GIVEN EXERCISE » Give all the lines below again, exactly, with no pictures.

SUPPLIED ENTRIES »
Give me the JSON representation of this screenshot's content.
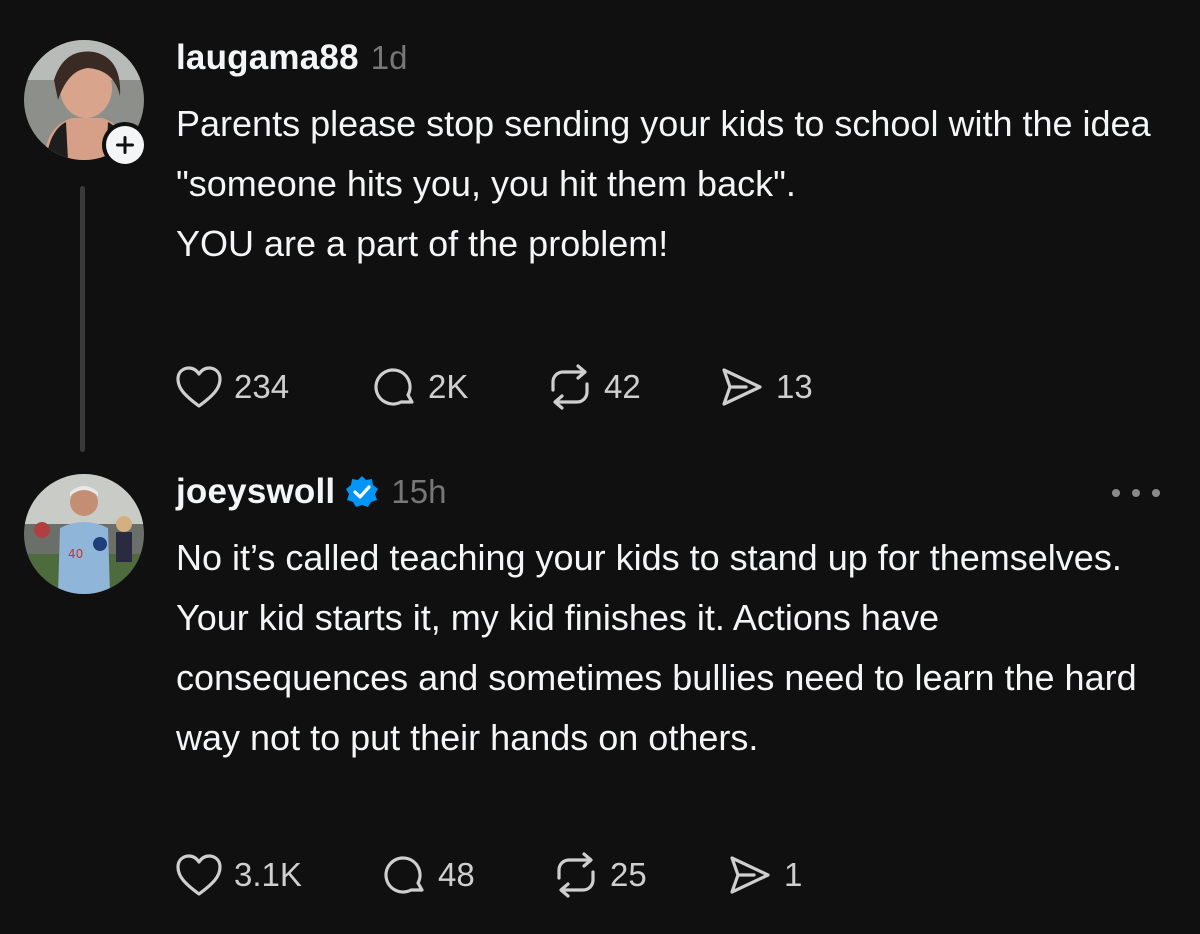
{
  "posts": [
    {
      "username": "laugama88",
      "time": "1d",
      "paragraphs": [
        "Parents please stop sending your kids to school with the idea \"someone hits you, you hit them back\".",
        "YOU are a part of the problem!"
      ],
      "likes": "234",
      "replies": "2K",
      "reposts": "42",
      "shares": "13"
    },
    {
      "username": "joeyswoll",
      "time": "15h",
      "paragraphs": [
        "No it’s called teaching your kids to stand up for themselves. Your kid starts it, my kid finishes it. Actions have consequences and sometimes bullies need to learn the hard way not to put their hands on others."
      ],
      "likes": "3.1K",
      "replies": "48",
      "reposts": "25",
      "shares": "1"
    }
  ],
  "colors": {
    "background": "#101010",
    "text": "#f3f5f7",
    "muted": "#777777",
    "verified": "#0095f6"
  },
  "icons": {
    "like": "heart-icon",
    "reply": "comment-icon",
    "repost": "repost-icon",
    "share": "share-icon",
    "follow": "plus-icon",
    "more": "more-dots-icon",
    "verified": "verified-badge-icon"
  }
}
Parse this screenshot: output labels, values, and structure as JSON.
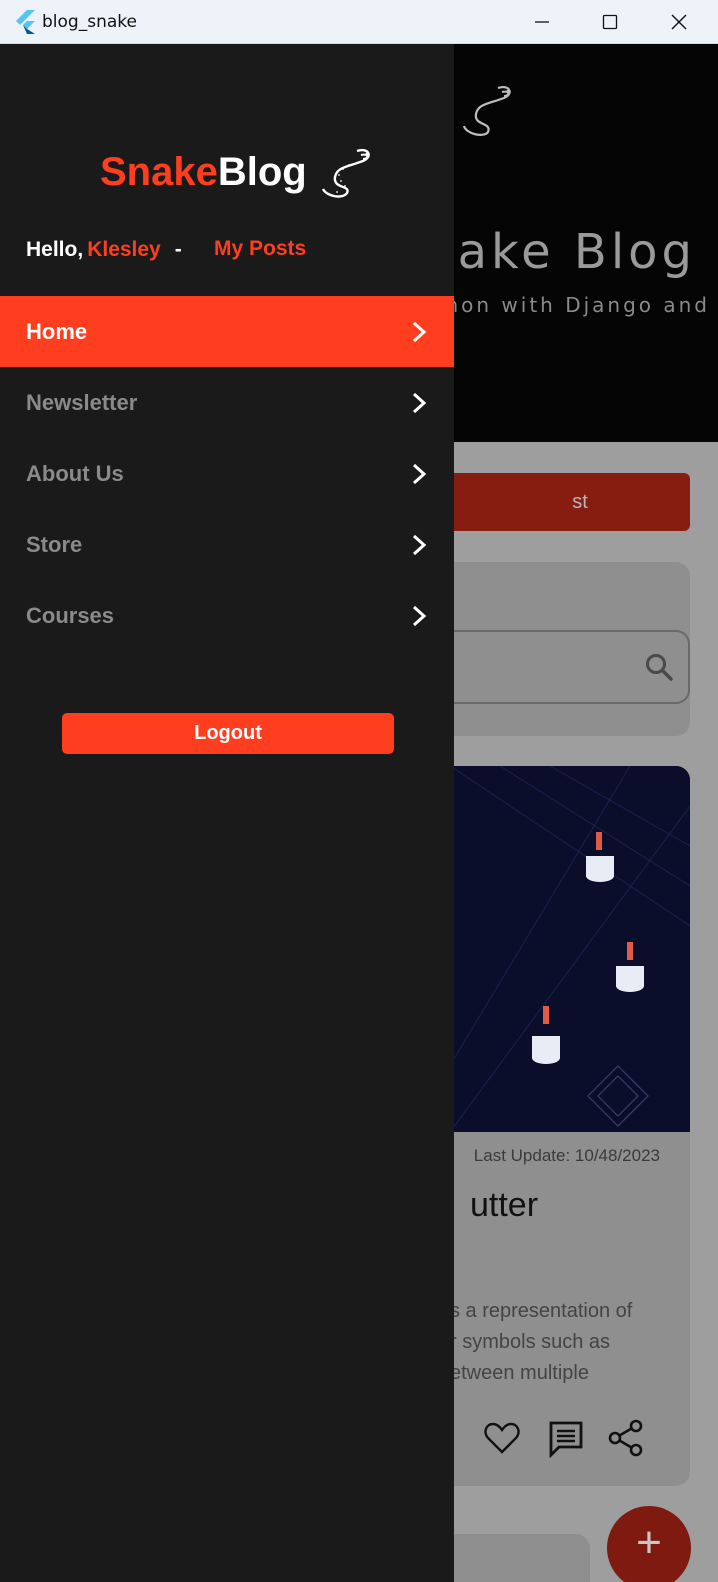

SOLUTION TO THE PROBLEM »
Give me the JSON representation of this screenshot's content.
{
  "posts": [
    {
      "username": "laugama88",
      "time": "1d",
      "paragraphs": [
        "Parents please stop sending your kids to school with the idea \"someone hits you, you hit them back\".",
        "YOU are a part of the problem!"
      ],
      "likes": "234",
      "replies": "2K",
      "reposts": "42",
      "shares": "13"
    },
    {
      "username": "joeyswoll",
      "time": "15h",
      "paragraphs": [
        "No it’s called teaching your kids to stand up for themselves. Your kid starts it, my kid finishes it. Actions have consequences and sometimes bullies need to learn the hard way not to put their hands on others."
      ],
      "likes": "3.1K",
      "replies": "48",
      "reposts": "25",
      "shares": "1"
    }
  ],
  "colors": {
    "background": "#101010",
    "text": "#f3f5f7",
    "muted": "#777777",
    "verified": "#0095f6"
  },
  "icons": {
    "like": "heart-icon",
    "reply": "comment-icon",
    "repost": "repost-icon",
    "share": "share-icon",
    "follow": "plus-icon",
    "more": "more-dots-icon",
    "verified": "verified-badge-icon"
  }
}
Parse this screenshot: output labels, values, and structure as JSON.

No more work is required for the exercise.